Collected data:
*-*-*

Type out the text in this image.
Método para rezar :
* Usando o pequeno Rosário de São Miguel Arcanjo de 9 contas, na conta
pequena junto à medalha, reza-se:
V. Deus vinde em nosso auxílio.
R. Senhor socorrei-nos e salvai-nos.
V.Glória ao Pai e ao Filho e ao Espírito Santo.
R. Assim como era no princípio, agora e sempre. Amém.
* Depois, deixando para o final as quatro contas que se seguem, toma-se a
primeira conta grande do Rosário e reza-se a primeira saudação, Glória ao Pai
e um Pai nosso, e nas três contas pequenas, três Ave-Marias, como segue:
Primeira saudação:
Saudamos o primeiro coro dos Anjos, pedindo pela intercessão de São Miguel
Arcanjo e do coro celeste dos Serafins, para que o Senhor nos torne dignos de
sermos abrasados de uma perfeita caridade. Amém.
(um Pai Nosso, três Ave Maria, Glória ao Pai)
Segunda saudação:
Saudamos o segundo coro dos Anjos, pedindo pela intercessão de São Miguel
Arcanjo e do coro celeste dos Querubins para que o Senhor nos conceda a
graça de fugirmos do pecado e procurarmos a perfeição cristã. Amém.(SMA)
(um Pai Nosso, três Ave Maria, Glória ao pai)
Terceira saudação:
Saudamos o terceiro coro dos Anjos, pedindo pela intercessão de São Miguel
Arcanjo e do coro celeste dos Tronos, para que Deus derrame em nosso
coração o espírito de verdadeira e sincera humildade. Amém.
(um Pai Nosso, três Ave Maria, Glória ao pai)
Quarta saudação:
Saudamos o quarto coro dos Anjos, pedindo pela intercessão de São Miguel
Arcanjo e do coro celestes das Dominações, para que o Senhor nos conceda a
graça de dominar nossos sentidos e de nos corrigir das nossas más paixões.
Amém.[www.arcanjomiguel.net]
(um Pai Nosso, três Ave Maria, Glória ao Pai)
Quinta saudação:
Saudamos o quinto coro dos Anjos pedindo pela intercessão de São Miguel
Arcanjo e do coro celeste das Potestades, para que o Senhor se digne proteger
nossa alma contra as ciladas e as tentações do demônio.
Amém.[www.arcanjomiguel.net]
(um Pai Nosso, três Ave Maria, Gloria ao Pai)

*-*-*

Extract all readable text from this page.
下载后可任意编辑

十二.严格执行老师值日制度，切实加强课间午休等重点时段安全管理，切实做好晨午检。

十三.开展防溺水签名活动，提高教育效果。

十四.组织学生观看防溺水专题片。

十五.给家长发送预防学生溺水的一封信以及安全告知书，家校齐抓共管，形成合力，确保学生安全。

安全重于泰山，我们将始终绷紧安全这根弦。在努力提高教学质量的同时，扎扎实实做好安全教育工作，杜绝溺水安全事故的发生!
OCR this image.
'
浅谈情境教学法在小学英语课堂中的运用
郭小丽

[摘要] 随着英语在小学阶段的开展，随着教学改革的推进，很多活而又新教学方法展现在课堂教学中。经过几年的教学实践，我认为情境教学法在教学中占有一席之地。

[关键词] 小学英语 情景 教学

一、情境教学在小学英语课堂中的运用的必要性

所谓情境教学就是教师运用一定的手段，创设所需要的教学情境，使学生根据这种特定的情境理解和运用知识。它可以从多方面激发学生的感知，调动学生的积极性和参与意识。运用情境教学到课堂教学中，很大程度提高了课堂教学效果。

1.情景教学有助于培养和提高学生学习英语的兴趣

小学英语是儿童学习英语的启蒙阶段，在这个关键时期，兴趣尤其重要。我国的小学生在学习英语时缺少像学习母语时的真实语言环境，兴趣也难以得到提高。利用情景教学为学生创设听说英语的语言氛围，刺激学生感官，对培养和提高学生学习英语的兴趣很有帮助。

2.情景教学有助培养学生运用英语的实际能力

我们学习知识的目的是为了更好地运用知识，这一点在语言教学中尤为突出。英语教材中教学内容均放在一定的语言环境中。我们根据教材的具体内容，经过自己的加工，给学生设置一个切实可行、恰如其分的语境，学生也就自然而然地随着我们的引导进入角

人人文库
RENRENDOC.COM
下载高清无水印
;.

*-*-*

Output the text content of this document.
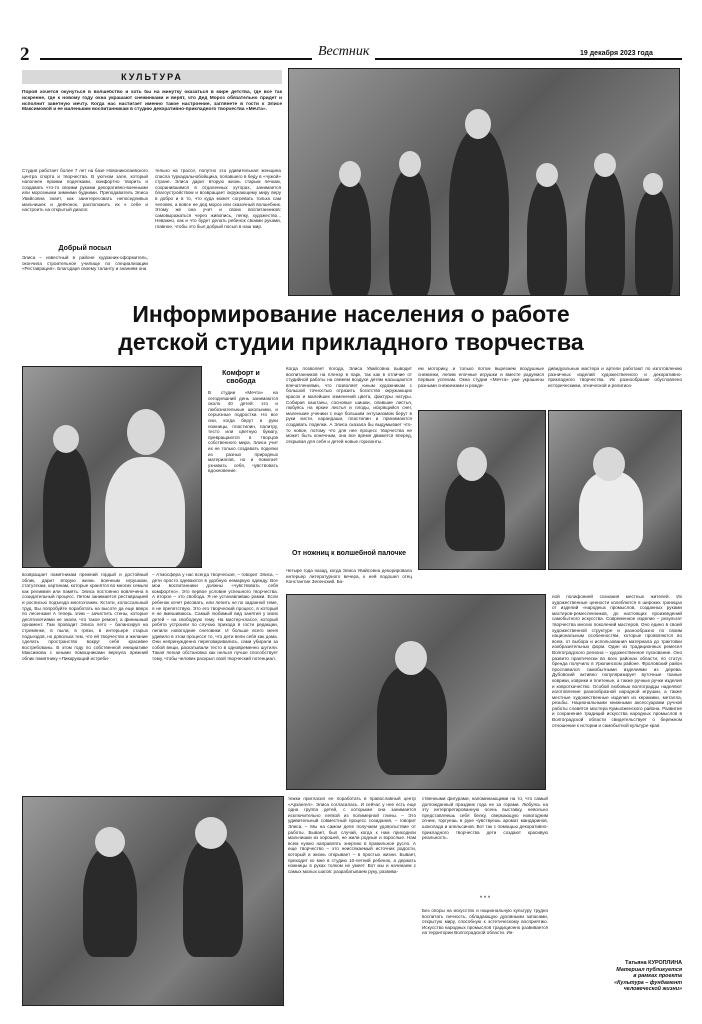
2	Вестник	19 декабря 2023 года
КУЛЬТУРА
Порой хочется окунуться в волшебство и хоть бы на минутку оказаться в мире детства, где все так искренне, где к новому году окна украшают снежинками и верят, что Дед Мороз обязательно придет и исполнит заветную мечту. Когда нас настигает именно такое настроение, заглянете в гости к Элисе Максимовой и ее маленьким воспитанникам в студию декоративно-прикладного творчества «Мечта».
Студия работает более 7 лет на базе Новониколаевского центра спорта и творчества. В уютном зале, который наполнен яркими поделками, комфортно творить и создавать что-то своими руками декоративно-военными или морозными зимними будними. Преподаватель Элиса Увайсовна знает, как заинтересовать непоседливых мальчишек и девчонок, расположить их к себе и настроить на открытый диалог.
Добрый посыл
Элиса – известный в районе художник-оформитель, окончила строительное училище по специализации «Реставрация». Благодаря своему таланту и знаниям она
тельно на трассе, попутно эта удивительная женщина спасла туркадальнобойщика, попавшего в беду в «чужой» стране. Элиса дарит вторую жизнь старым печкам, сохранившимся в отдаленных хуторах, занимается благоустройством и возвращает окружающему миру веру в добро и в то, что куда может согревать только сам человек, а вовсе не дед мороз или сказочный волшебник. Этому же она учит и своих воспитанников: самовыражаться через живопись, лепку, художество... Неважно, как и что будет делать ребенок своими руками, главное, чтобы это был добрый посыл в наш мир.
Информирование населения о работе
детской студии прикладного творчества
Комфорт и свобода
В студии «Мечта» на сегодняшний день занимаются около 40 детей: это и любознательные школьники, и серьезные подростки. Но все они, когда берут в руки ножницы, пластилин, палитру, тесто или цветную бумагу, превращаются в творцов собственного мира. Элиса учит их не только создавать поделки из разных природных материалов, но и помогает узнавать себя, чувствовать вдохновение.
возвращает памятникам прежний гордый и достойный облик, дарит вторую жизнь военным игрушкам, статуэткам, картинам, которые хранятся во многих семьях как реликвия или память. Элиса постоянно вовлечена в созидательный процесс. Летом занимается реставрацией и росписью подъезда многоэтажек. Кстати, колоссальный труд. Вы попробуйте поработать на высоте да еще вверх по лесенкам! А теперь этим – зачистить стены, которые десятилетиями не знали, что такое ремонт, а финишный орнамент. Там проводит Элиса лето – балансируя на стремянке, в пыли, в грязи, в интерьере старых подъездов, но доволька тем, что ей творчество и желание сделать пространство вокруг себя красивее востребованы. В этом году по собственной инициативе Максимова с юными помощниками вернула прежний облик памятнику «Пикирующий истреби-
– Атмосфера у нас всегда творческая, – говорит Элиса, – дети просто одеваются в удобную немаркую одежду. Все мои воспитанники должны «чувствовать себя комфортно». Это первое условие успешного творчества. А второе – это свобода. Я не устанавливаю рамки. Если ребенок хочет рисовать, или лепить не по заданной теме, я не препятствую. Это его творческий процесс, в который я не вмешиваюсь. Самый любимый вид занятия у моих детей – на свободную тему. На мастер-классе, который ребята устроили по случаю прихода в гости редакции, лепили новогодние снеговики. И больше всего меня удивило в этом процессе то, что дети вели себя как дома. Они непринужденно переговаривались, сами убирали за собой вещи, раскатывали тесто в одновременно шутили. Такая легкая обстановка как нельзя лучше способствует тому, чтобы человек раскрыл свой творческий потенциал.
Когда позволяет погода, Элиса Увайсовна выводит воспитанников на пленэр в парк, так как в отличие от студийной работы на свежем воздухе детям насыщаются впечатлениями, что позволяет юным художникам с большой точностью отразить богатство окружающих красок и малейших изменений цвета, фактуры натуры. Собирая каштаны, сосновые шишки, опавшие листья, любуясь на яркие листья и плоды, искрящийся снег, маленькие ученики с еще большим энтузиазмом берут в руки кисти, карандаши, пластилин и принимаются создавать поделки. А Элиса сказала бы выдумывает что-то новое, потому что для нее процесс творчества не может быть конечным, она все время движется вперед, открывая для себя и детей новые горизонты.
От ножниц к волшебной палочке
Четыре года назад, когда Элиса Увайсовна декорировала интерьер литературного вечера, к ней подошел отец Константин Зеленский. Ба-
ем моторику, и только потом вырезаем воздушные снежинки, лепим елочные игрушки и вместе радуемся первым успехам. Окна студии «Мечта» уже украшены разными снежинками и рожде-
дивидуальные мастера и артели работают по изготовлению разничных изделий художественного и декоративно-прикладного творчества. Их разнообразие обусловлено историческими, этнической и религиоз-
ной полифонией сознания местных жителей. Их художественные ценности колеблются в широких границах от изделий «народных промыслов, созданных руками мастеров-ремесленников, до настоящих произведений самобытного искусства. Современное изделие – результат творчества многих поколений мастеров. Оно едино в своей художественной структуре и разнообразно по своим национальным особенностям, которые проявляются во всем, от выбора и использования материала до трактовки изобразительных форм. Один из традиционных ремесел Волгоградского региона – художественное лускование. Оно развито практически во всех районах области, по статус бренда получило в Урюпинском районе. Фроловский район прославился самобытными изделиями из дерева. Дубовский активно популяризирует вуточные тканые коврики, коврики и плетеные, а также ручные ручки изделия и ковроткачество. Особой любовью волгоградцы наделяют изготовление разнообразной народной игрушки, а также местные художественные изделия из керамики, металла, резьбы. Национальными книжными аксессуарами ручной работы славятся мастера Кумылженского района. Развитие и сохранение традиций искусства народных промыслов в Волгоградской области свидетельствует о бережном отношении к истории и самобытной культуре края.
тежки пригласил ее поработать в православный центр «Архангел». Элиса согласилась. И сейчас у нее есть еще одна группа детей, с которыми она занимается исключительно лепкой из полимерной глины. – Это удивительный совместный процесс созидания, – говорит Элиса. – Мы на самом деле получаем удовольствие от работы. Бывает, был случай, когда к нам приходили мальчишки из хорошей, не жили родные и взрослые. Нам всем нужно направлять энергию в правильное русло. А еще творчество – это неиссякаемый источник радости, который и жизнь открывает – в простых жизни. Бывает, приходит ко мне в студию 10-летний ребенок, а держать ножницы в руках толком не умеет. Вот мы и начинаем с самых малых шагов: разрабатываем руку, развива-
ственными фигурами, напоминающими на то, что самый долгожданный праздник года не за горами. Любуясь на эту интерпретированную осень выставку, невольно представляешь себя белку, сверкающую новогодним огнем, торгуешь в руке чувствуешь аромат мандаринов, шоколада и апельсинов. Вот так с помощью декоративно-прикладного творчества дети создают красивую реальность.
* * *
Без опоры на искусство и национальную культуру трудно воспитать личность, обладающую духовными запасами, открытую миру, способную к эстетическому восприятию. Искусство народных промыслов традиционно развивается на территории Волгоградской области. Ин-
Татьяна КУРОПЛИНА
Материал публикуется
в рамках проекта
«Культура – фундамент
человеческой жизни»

*-*-*

TASK PROMPT: Extract every line above containing the word "saudação".

FULL ANSWER:
primeira conta grande do Rosário e reza-se a primeira saudação, Glória ao Pai
Primeira saudação:
Segunda saudação:
Terceira saudação:
Quarta saudação:
Quinta saudação:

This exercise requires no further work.